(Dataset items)
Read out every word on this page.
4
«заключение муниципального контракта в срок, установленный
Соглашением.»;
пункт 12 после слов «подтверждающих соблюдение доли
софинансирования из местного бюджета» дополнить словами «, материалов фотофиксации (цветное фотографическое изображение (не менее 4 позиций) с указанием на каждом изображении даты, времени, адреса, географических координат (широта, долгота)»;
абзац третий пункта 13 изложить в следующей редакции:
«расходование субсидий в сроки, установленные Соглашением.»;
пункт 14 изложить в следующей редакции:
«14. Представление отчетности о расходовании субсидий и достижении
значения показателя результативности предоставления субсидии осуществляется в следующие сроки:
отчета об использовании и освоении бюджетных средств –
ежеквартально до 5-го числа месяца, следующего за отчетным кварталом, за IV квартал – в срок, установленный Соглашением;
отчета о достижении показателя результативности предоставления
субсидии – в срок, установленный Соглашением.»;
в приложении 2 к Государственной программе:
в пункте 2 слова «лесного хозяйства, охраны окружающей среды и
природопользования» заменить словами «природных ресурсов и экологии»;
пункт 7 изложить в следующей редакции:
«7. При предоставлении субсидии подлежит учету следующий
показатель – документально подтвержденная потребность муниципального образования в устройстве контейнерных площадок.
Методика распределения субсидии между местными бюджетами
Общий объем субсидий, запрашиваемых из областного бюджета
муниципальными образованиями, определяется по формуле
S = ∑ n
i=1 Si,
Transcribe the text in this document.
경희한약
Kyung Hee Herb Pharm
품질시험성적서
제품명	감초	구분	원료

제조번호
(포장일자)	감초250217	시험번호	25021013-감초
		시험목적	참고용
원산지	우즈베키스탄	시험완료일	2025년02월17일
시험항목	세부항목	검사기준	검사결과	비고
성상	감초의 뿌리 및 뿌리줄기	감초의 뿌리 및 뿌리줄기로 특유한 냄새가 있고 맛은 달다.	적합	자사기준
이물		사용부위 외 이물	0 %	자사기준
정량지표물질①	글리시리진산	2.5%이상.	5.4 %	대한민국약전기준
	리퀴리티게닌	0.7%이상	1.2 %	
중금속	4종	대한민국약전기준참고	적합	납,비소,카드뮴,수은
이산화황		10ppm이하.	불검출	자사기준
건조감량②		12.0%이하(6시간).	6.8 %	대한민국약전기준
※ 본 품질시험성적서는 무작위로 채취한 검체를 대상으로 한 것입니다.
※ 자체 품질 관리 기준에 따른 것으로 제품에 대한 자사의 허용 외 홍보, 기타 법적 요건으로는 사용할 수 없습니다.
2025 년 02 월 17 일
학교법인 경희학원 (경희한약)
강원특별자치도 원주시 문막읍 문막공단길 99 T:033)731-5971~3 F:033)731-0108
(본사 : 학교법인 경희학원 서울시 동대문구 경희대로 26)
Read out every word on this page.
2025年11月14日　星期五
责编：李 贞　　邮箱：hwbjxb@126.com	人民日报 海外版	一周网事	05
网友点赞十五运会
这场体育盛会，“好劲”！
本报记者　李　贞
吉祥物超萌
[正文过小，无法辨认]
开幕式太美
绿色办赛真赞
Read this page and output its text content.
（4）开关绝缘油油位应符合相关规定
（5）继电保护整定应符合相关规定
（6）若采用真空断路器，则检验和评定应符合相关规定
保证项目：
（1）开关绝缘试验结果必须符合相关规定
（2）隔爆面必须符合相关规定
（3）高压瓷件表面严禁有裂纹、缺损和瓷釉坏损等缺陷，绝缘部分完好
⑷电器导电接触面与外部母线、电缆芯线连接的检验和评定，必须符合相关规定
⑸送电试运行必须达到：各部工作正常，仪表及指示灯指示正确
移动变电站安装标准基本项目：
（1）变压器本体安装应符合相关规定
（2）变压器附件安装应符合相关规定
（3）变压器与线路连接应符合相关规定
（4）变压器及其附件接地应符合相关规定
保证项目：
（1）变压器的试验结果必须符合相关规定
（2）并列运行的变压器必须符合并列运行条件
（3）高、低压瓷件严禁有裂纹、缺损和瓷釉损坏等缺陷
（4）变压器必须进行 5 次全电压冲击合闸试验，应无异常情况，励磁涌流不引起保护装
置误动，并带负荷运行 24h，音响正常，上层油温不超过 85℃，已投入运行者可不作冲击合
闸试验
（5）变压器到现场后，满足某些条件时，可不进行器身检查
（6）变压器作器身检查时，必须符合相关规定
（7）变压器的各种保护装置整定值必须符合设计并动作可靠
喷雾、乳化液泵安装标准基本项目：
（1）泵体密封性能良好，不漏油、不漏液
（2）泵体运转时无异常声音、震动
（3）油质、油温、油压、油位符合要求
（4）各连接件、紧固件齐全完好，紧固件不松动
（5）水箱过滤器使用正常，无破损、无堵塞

- [What you should do]: Copy all lines above containing the string "학교법인".

- [Finished answer]:
학교법인 경희학원 (경희한약)
(본사 : 학교법인 경희학원 서울시 동대문구 경희대로 26)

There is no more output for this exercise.